Went back to the other restaurant today and it pisses me off that this douchebag GM dragged this out, total asshole. The place is out of my way but when I’m in the area I stop in — three times so far. Need to go back a fourth to finally get the check.

It so happened that on visit #3, the manager on duty is VP of the company. I told him the situation and how his GM threatened to not pay me for the shift. He wasn’t impressed, promised he’d look into it immediately and stressed that it’s a non-issue to him. “Me too,” I said, “don’t know why it turned out to be one. But eight weeks later, I’m still waiting.”

I made sure to mention that someone at the U.S. Dept of Labor gave me her direct number, if I needed to escalate my claim. What he doesn’t know, the direct number leads to another answering machine she never responds to either. The lack of enthusiasm from a government caseworker, almost as if I was doing them a favor by not involving them.

All that for $25.17, but it was never about the money. I just worry who else this guy isn’t paying.

• • •

* [List of tasks]:
1 – Set down word for word the stretch of the passage about the unpaid paycheck from "It so happened" through "not involving them.".
2 – In the records, update the stretch from the line containing "title line 2: white: 100.000€" through the line containing "icon: chart badge bbox=[928, 1222, 946, 1240]" by replacing "callout value" with "callout amount", and give only those lines.
The records that come next have no connection to the passage about the unpaid paycheck.

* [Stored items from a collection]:
• • •

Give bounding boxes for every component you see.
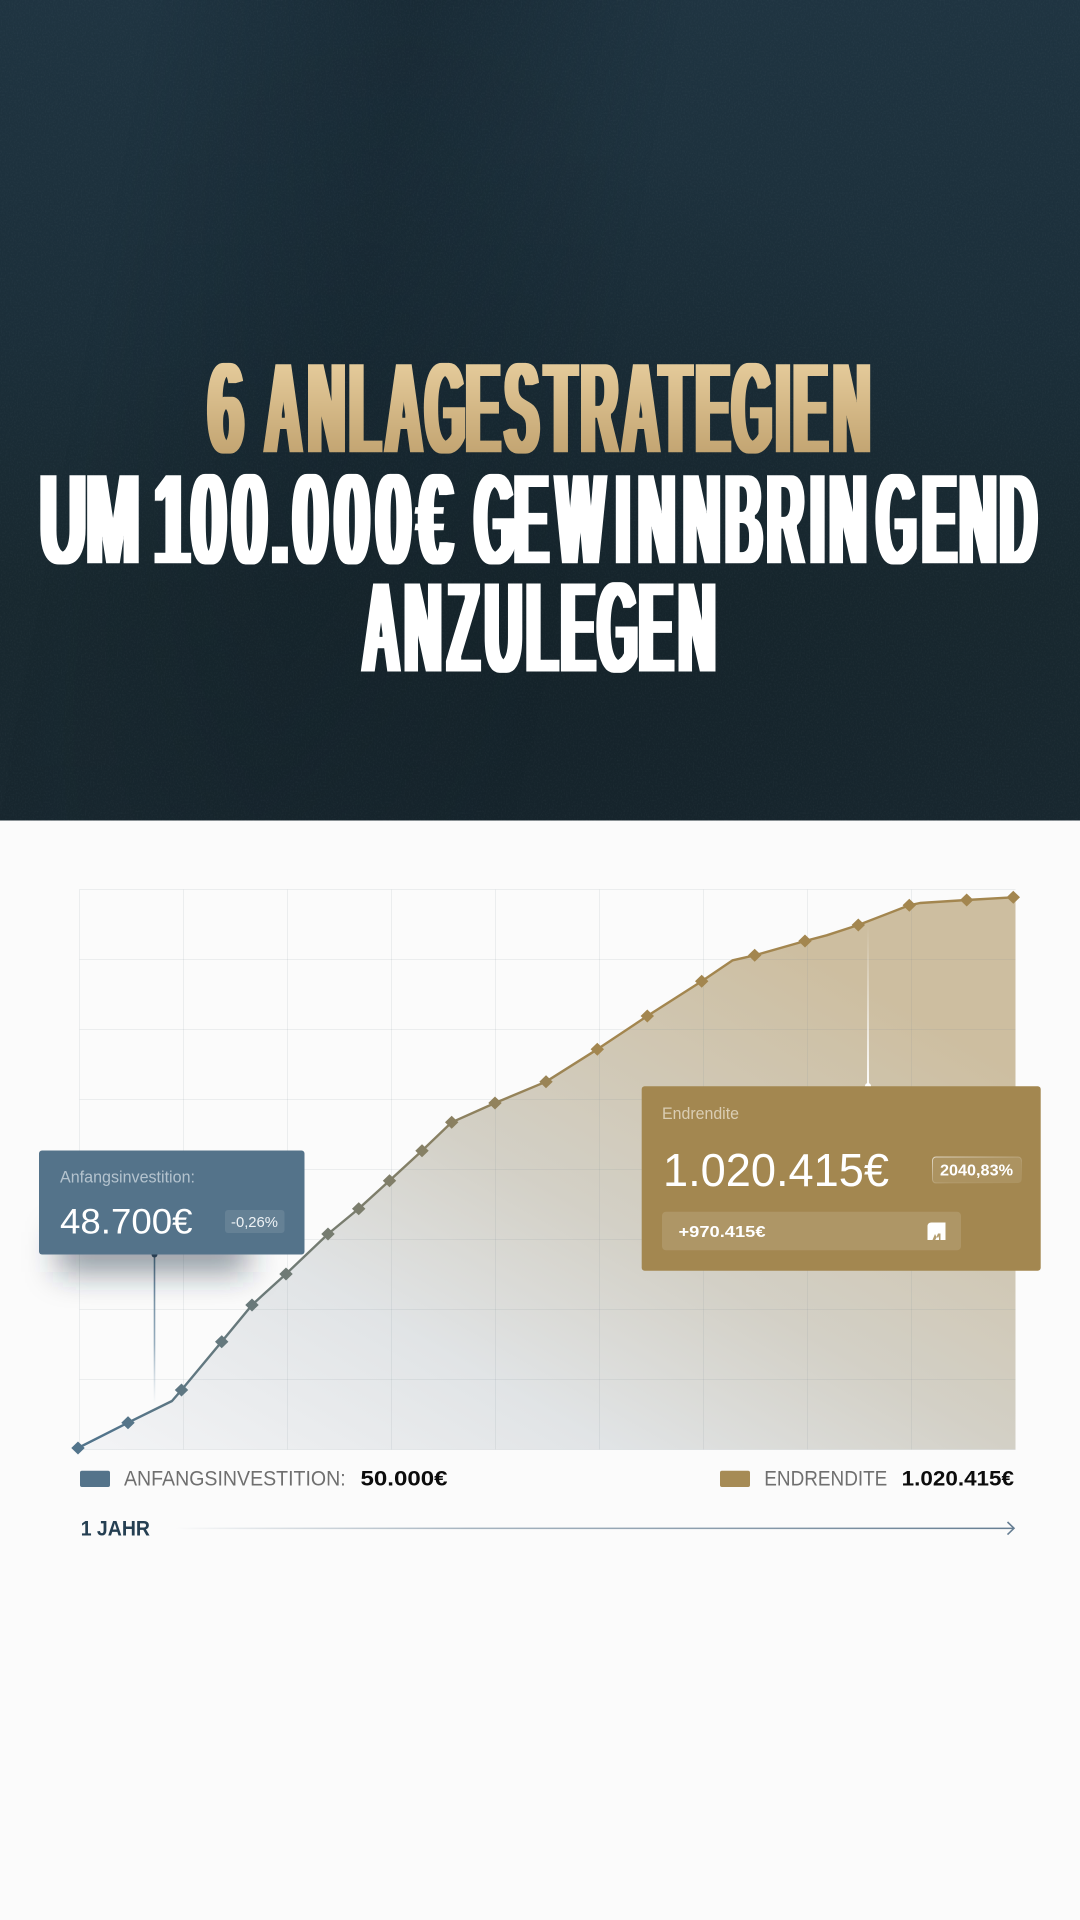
title line 2: white: 100.000€ bbox=[154, 446, 453, 594]
time axis label: 1 JAHR bbox=[81, 1518, 150, 1541]
callout value: 48.700€ bbox=[60, 1202, 192, 1241]
title line 1: gold: 6 bbox=[208, 335, 244, 483]
icon: chart badge bbox=[928, 1222, 946, 1240]
legend label: ANFANGSINVESTITION: bbox=[124, 1468, 346, 1491]
callout: Endrendite bbox=[642, 1086, 1041, 1271]
callout gain row: +970.415€ bbox=[678, 1224, 766, 1241]
title line 2: white: UM bbox=[40, 446, 140, 594]
legend: final return bbox=[720, 1468, 1014, 1491]
legend label: ENDRENDITE bbox=[764, 1468, 887, 1491]
legend value: 1.020.415€ bbox=[902, 1468, 1014, 1491]
title line 3: white: ANZULEGEN bbox=[363, 554, 715, 702]
callout gain row bbox=[662, 1212, 961, 1250]
chart markers bbox=[72, 892, 1019, 1454]
callout label: Endrendite bbox=[662, 1105, 739, 1123]
callout pin: initial investment bbox=[152, 1252, 158, 1404]
title bbox=[40, 335, 1037, 702]
legend swatch bbox=[720, 1471, 750, 1487]
chart bbox=[72, 890, 1019, 1454]
callout percentage badge: 2040,83% bbox=[940, 1162, 1013, 1179]
chart area fill bbox=[80, 897, 1016, 1450]
header panel bbox=[0, 0, 1080, 820]
title line 2: white: GEWINNBRINGEND bbox=[475, 446, 1037, 594]
legend swatch bbox=[80, 1471, 110, 1487]
callout: Anfangsinvestition bbox=[39, 1150, 304, 1272]
legend value: 50.000€ bbox=[360, 1468, 448, 1491]
callout change badge bbox=[225, 1210, 284, 1233]
callout pin: final return bbox=[865, 925, 871, 1089]
callout label: Anfangsinvestition: bbox=[60, 1169, 195, 1187]
chart line bbox=[78, 897, 1013, 1448]
callout change badge: -0,26% bbox=[231, 1214, 278, 1231]
title line 1: gold: ANLAGESTRATEGIEN bbox=[265, 335, 870, 483]
title line 2: white bbox=[40, 446, 1037, 594]
arrow: time axis bbox=[175, 1522, 1014, 1535]
callout value: 1.020.415€ bbox=[663, 1144, 889, 1196]
callout percentage badge bbox=[932, 1157, 1022, 1183]
legend: initial investment bbox=[80, 1468, 448, 1491]
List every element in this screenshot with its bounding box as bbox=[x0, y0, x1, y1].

• • •

* [Expected outputs]:
1 –
It so happened that on visit #3, the manager on duty is VP of the company. I told him the situation and how his GM threatened to not pay me for the shift. He wasn’t impressed, promised he’d look into it immediately and stressed that it’s a non-issue to him. “Me too,” I said, “don’t know why it turned out to be one. But eight weeks later, I’m still waiting.”

I made sure to mention that someone at the U.S. Dept of Labor gave me her direct number, if I needed to escalate my claim. What he doesn’t know, the direct number leads to another answering machine she never responds to either. The lack of enthusiasm from a government caseworker, almost as if I was doing them a favor by not involving them.

2 –
title line 2: white: 100.000€ bbox=[154, 446, 453, 594]
time axis label: 1 JAHR bbox=[81, 1518, 150, 1541]
callout amount: 48.700€ bbox=[60, 1202, 192, 1241]
title line 1: gold: 6 bbox=[208, 335, 244, 483]
icon: chart badge bbox=[928, 1222, 946, 1240]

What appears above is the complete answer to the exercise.